Determine which lines of the records include the word "only", and copy them.

----- GIVEN INFORMATION

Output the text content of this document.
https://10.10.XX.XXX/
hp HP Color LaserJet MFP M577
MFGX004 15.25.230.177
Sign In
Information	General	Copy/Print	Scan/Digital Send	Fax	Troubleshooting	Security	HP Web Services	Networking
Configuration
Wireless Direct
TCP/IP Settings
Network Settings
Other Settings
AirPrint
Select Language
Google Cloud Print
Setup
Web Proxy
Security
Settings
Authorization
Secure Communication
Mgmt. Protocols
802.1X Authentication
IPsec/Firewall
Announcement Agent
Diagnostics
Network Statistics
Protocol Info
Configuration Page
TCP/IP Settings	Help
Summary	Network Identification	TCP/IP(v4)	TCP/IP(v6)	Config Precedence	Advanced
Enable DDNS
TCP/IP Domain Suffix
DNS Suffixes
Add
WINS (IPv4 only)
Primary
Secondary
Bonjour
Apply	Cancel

----------
----- GIVEN INFORMATION

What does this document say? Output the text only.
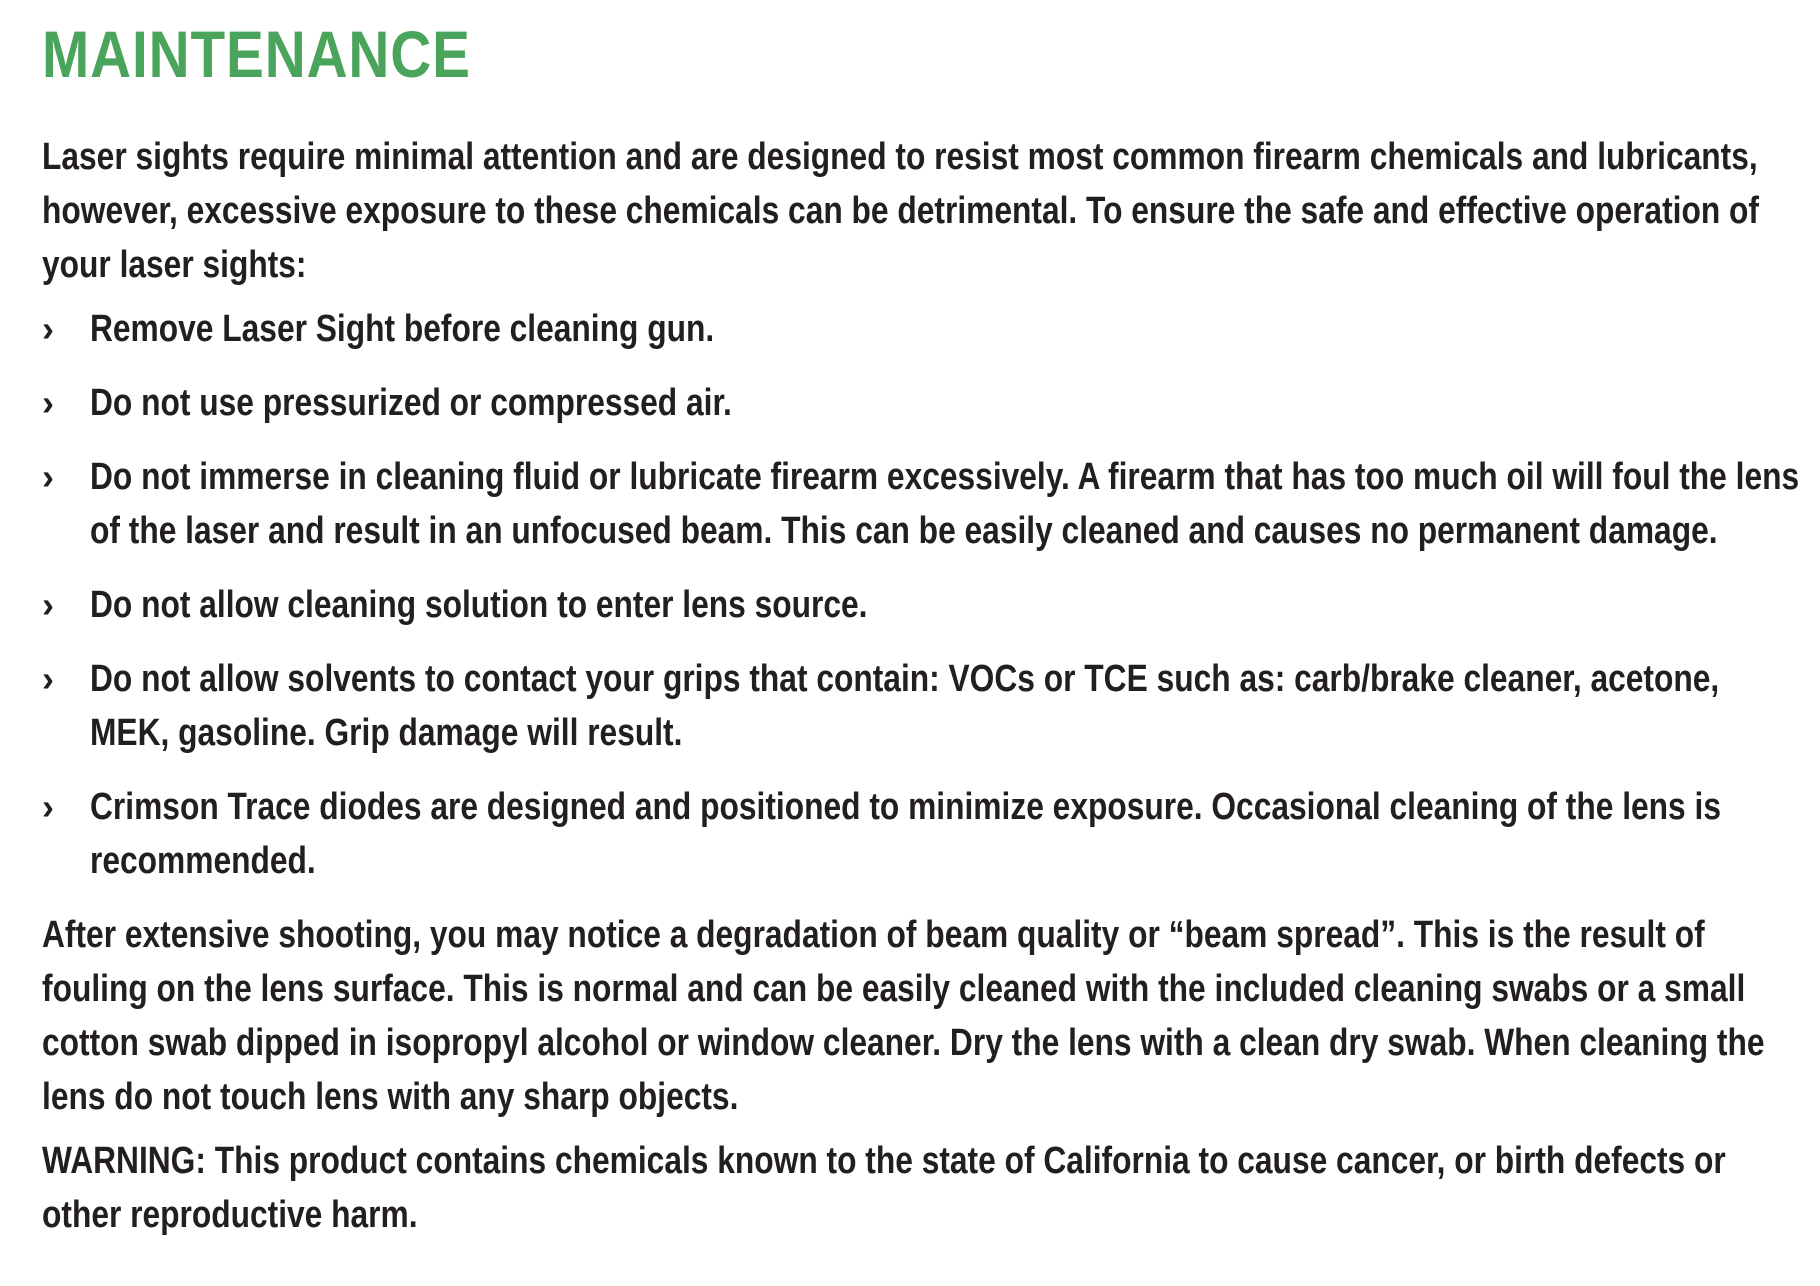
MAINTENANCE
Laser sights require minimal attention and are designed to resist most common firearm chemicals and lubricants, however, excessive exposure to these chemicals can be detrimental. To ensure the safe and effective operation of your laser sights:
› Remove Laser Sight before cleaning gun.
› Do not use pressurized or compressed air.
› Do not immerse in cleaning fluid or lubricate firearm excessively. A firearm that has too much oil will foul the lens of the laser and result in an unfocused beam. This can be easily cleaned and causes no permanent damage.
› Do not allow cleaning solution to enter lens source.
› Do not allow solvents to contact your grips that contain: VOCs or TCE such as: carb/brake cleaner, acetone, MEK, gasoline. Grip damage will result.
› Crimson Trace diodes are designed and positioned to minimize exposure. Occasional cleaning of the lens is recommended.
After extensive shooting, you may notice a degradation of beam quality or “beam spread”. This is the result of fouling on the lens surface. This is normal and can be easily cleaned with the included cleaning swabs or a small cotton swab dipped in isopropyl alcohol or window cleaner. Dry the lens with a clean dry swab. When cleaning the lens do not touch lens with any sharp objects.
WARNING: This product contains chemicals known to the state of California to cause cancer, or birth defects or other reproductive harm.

----------
----- GIVEN INFORMATION

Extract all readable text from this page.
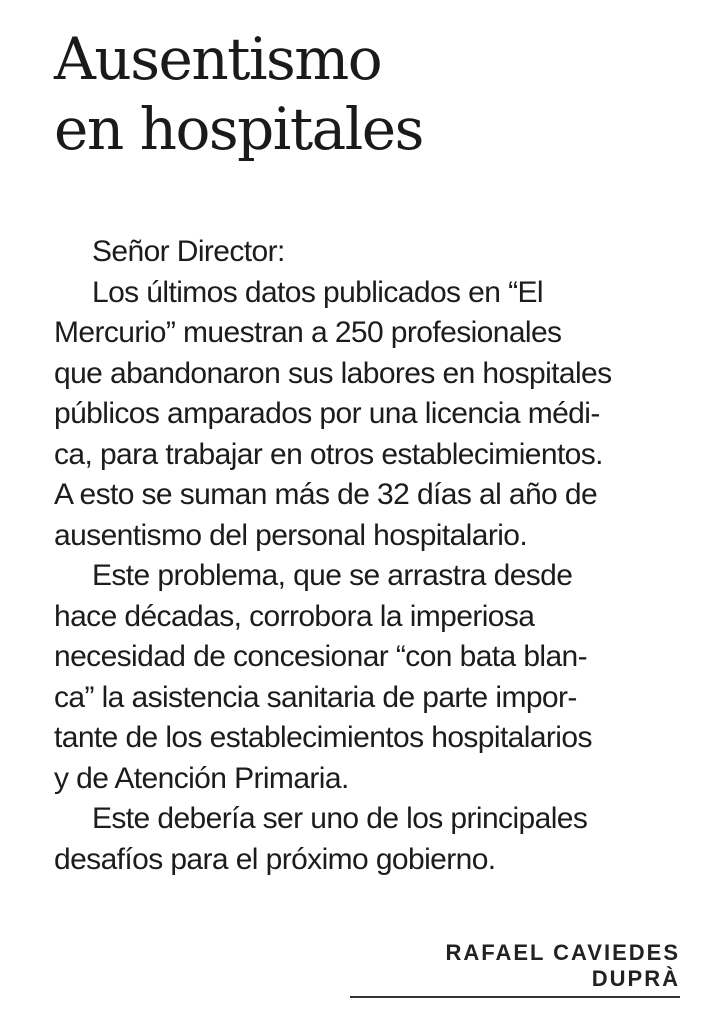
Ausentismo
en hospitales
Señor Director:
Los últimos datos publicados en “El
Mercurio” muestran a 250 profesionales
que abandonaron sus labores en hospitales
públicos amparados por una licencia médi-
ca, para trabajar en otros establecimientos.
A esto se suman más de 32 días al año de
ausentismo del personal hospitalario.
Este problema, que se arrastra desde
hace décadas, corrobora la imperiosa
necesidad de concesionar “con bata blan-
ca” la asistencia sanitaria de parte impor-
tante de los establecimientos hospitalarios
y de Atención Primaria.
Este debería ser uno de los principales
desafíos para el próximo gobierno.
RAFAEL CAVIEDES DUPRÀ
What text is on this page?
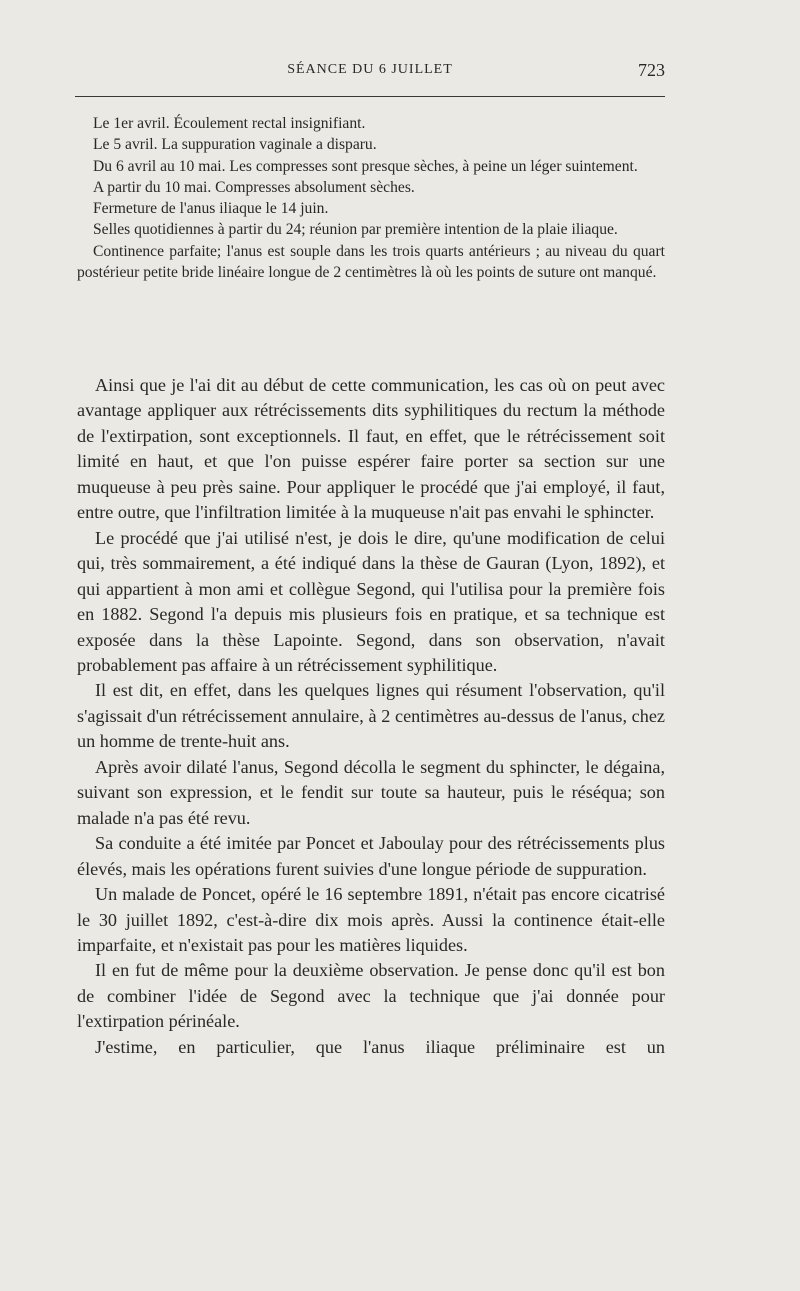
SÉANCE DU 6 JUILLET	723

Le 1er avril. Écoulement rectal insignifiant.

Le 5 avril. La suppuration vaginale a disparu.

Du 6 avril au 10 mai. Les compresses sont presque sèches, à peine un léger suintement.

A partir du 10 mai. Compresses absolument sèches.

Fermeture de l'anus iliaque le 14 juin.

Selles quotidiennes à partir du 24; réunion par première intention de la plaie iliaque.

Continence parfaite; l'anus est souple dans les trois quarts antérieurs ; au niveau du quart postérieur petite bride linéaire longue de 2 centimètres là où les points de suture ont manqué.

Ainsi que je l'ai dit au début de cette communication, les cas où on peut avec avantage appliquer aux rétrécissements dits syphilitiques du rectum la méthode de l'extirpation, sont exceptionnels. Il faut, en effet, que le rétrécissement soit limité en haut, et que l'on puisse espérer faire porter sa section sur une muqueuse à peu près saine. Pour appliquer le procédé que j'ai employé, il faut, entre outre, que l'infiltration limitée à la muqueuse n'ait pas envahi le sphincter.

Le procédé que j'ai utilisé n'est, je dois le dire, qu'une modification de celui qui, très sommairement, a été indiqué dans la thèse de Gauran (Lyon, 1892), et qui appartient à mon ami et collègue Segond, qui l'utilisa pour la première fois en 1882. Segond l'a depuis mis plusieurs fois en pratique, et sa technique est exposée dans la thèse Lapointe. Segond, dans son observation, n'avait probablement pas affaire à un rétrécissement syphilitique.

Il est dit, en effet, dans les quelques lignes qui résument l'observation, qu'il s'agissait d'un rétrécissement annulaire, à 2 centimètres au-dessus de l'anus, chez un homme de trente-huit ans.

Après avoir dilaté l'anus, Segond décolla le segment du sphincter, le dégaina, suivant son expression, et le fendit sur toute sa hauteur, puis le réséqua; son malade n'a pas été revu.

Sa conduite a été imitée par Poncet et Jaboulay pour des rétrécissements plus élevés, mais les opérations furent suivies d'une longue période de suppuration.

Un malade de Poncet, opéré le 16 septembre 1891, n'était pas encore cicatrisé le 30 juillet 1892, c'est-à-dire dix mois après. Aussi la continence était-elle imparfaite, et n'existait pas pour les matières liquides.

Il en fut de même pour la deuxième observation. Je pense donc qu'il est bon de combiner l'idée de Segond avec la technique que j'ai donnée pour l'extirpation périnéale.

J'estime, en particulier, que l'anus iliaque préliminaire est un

----------

• [CORRECT RESULT]:
WINS (IPv4 only)
What does this document say? Output the text only.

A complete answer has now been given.